MATERIAL PROVIDED

## Begin

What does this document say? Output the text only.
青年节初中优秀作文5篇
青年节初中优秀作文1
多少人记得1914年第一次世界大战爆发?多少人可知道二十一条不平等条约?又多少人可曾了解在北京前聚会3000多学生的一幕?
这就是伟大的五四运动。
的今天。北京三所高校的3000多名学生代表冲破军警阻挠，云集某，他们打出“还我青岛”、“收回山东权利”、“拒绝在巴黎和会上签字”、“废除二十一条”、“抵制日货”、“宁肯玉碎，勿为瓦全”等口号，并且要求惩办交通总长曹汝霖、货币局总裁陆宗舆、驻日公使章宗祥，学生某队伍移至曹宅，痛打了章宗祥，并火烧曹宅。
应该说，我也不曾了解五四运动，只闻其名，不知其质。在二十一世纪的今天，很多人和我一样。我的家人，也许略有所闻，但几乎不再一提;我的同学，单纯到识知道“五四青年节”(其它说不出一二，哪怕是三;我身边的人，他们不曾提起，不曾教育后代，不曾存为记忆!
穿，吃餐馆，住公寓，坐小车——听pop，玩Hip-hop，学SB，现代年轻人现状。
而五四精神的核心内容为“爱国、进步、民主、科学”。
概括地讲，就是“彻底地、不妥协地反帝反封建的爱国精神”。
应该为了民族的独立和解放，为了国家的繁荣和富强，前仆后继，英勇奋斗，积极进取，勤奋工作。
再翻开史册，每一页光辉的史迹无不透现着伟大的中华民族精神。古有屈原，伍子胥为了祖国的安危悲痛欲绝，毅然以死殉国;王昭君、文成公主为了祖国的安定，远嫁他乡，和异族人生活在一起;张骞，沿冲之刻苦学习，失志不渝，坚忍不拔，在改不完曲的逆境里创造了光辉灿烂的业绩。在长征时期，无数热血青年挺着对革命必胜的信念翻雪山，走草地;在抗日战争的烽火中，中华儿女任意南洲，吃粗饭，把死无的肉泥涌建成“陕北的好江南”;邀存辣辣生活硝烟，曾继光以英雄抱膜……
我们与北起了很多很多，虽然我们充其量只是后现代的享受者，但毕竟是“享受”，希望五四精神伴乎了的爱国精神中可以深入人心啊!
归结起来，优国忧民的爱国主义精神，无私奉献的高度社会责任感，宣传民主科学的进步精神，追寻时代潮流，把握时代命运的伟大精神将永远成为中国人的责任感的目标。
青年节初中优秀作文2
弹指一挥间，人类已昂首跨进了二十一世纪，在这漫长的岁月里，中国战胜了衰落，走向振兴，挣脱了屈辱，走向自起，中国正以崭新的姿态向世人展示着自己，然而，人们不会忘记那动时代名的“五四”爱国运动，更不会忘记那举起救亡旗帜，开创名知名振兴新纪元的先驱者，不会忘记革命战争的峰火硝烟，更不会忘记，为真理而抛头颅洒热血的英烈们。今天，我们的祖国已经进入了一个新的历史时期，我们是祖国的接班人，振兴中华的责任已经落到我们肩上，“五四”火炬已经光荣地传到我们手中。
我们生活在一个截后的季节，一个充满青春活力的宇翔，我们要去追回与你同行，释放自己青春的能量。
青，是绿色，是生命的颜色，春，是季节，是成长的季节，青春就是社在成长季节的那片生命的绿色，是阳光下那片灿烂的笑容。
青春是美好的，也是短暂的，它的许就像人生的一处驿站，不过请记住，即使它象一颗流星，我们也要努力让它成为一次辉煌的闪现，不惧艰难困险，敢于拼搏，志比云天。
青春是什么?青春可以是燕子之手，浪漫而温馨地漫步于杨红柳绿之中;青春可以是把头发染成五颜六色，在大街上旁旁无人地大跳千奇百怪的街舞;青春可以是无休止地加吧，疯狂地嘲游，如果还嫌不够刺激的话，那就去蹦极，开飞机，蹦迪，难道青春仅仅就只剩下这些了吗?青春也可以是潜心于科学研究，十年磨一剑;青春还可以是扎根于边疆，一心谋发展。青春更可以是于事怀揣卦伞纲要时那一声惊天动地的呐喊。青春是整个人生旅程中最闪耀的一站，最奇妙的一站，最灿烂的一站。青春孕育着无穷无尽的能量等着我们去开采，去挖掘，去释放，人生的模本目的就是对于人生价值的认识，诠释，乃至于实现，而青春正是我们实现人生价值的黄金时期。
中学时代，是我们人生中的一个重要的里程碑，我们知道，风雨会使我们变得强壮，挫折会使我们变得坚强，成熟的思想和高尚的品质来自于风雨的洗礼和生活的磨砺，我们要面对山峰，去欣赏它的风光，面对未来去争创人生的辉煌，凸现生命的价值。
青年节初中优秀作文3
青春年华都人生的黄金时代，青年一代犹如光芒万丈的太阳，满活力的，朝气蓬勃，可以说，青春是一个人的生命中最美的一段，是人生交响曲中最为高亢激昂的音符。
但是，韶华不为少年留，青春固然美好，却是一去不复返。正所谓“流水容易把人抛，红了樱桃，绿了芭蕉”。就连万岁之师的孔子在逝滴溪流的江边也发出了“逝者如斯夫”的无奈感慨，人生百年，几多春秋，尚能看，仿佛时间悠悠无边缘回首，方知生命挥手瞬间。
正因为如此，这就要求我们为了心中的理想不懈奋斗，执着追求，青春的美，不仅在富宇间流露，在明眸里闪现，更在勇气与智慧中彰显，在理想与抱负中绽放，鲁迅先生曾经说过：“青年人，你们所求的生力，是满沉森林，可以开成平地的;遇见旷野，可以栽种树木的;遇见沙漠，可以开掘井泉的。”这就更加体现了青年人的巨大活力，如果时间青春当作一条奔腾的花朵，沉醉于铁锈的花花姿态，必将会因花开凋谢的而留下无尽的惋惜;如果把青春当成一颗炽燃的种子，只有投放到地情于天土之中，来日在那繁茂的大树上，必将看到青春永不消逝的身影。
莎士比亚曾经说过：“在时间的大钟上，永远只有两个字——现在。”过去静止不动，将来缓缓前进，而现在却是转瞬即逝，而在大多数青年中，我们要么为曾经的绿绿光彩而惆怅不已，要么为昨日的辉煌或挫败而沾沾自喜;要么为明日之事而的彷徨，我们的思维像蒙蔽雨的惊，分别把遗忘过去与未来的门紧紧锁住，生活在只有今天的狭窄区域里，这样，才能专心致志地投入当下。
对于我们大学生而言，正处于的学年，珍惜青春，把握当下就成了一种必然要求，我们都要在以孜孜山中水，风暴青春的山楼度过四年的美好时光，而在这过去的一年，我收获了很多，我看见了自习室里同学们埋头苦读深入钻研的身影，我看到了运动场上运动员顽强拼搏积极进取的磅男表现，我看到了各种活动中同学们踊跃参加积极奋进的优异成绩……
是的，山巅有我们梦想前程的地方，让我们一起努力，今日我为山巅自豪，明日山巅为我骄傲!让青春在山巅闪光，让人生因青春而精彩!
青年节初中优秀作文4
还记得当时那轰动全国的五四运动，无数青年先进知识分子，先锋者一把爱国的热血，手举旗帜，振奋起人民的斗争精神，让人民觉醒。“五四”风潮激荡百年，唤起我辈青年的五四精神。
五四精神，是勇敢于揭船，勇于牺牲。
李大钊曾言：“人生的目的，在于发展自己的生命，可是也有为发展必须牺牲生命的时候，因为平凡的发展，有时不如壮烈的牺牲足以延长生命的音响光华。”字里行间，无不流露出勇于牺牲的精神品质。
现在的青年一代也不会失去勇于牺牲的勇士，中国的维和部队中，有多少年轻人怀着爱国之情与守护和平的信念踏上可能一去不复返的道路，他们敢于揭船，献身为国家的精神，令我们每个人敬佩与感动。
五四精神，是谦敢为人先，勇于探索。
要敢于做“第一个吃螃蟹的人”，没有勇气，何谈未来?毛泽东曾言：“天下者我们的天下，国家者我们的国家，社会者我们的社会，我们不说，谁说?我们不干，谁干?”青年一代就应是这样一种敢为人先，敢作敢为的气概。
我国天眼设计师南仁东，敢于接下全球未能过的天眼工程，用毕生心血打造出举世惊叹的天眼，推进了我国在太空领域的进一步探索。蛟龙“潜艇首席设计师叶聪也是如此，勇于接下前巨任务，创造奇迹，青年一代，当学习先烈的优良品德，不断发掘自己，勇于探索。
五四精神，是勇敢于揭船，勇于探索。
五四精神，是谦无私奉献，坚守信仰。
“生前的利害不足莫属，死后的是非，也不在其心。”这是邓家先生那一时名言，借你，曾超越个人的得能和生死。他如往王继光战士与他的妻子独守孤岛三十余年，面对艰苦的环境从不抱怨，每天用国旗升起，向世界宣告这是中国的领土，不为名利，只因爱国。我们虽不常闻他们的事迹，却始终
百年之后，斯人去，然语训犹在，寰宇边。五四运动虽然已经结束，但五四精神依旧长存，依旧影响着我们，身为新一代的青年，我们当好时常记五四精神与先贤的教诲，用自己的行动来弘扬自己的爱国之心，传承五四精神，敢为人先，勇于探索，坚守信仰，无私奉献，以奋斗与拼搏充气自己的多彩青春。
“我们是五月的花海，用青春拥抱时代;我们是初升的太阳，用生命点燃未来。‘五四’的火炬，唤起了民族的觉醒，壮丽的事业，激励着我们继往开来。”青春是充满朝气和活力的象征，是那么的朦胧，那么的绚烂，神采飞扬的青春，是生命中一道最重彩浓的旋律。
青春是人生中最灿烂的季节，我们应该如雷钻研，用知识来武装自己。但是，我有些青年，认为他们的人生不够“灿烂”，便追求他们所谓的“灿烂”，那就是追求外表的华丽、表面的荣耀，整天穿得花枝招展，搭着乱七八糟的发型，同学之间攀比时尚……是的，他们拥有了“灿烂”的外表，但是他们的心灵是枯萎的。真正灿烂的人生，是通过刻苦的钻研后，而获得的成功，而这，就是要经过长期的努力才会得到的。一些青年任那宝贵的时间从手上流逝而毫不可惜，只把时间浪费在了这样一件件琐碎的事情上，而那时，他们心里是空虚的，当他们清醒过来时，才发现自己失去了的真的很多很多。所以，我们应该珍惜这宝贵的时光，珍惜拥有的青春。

## End

GIVEN TASK
Check each line of the data above for the word "勇于探索", then state how many lines have it. Give the number alone.

EXERCISE RESPONSE
4